— Start of RECORDS FOR THE EXERCISE —

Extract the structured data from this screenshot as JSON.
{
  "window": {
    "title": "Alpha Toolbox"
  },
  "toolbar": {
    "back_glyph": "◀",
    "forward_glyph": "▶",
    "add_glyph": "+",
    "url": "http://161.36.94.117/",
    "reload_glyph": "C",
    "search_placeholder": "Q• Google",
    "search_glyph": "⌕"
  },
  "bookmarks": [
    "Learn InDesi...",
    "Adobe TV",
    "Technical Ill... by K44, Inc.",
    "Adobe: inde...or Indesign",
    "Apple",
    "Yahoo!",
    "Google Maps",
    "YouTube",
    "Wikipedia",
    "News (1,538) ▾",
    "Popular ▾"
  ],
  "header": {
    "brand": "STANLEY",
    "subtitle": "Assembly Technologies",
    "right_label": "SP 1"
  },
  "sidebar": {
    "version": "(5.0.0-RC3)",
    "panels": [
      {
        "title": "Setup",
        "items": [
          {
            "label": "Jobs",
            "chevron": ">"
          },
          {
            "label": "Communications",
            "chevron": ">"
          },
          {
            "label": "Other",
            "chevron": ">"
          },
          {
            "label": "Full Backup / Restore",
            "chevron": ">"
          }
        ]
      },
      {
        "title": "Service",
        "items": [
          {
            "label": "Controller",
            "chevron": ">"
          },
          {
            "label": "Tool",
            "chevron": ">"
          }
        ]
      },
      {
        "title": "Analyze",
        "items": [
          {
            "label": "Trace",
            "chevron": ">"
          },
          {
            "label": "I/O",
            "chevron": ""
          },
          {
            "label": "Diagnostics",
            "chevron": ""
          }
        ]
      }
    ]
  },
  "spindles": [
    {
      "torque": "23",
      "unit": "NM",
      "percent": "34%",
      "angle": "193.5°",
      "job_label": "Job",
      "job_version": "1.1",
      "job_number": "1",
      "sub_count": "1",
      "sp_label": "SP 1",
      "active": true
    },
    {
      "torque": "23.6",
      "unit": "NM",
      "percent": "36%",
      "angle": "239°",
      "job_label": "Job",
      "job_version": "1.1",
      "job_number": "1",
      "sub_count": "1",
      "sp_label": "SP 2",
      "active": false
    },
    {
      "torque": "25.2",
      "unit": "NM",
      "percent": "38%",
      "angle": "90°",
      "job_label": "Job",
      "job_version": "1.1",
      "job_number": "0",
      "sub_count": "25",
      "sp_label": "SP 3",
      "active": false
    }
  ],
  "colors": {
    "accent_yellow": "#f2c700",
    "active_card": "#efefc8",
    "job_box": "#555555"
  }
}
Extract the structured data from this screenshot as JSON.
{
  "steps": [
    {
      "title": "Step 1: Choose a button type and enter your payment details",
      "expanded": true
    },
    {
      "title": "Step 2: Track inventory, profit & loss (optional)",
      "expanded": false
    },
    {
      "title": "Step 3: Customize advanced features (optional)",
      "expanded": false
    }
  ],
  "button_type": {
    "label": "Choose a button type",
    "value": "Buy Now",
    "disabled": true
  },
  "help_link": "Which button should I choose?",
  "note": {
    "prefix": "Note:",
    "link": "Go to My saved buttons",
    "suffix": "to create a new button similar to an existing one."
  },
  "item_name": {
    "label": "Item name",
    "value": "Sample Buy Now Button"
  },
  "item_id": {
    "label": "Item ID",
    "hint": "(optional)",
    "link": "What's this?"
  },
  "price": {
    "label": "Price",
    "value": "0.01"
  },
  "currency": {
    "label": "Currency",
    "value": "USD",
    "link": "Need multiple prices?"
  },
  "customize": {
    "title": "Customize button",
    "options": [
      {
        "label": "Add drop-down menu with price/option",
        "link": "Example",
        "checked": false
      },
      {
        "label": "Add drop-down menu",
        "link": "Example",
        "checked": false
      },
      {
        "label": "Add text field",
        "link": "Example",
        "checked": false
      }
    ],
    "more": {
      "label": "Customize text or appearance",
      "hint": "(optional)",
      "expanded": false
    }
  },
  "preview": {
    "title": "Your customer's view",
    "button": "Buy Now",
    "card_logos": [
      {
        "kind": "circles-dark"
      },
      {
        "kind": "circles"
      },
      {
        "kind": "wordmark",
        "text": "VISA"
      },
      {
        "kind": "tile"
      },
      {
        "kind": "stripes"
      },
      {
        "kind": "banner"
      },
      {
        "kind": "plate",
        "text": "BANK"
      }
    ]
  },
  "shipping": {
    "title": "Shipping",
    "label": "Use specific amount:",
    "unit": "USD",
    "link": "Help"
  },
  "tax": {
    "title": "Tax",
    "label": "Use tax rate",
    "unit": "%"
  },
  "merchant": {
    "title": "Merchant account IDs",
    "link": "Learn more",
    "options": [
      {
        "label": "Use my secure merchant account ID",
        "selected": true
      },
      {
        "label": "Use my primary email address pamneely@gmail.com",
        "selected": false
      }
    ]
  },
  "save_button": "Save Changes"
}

— End of RECORDS FOR THE EXERCISE —

## GIVEN EXERCISE
Reply with only the number of lines in the entries that contain the word "Google".

## SOLUTION TO THIS PROBLEM
2